_Task instructions_
Look through the data below and count each line where the word "сведений" appears. Reply with the count alone.

--- Begin ---

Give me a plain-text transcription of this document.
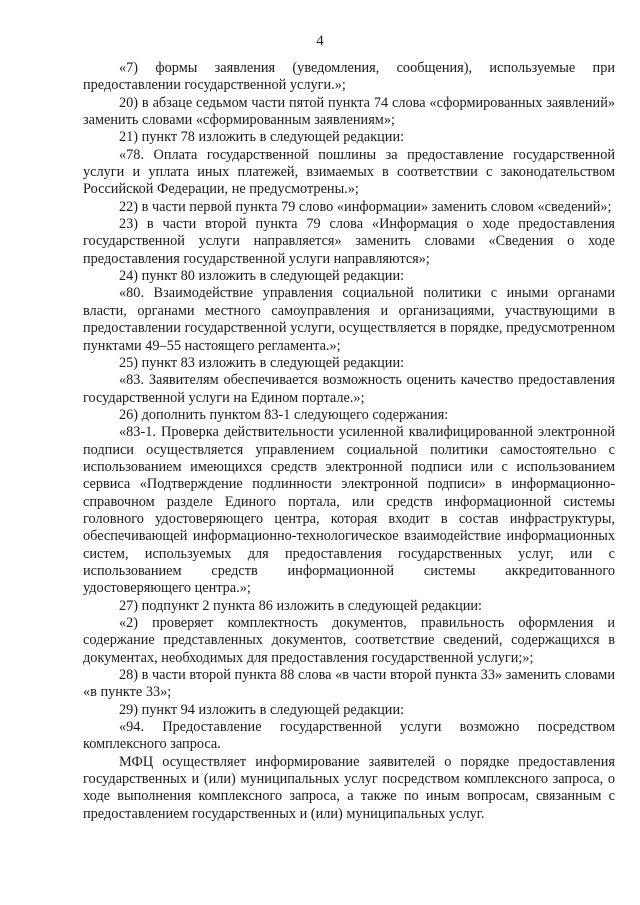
4

«7) формы заявления (уведомления, сообщения), используемые при предоставлении государственной услуги.»;

20) в абзаце седьмом части пятой пункта 74 слова «сформированных заявлений» заменить словами «сформированным заявлениям»;

21) пункт 78 изложить в следующей редакции:

«78. Оплата государственной пошлины за предоставление государственной услуги и уплата иных платежей, взимаемых в соответствии с законодательством Российской Федерации, не предусмотрены.»;

22) в части первой пункта 79 слово «информации» заменить словом «сведений»;

23) в части второй пункта 79 слова «Информация о ходе предоставления государственной услуги направляется» заменить словами «Сведения о ходе предоставления государственной услуги направляются»;

24) пункт 80 изложить в следующей редакции:

«80. Взаимодействие управления социальной политики с иными органами власти, органами местного самоуправления и организациями, участвующими в предоставлении государственной услуги, осуществляется в порядке, предусмотренном пунктами 49–55 настоящего регламента.»;

25) пункт 83 изложить в следующей редакции:

«83. Заявителям обеспечивается возможность оценить качество предоставления государственной услуги на Едином портале.»;

26) дополнить пунктом 83-1 следующего содержания:

«83-1. Проверка действительности усиленной квалифицированной электронной подписи осуществляется управлением социальной политики самостоятельно с использованием имеющихся средств электронной подписи или с использованием сервиса «Подтверждение подлинности электронной подписи» в информационно-справочном разделе Единого портала, или средств информационной системы головного удостоверяющего центра, которая входит в состав инфраструктуры, обеспечивающей информационно-технологическое взаимодействие информационных систем, используемых для предоставления государственных услуг, или с использованием средств информационной системы аккредитованного удостоверяющего центра.»;

27) подпункт 2 пункта 86 изложить в следующей редакции:

«2) проверяет комплектность документов, правильность оформления и содержание представленных документов, соответствие сведений, содержащихся в документах, необходимых для предоставления государственной услуги;»;

28) в части второй пункта 88 слова «в части второй пункта 33» заменить словами «в пункте 33»;

29) пункт 94 изложить в следующей редакции:

«94. Предоставление государственной услуги возможно посредством комплексного запроса.

МФЦ осуществляет информирование заявителей о порядке предоставления государственных и (или) муниципальных услуг посредством комплексного запроса, о ходе выполнения комплексного запроса, а также по иным вопросам, связанным с предоставлением государственных и (или) муниципальных услуг.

--- End ---

_Result for this task_
2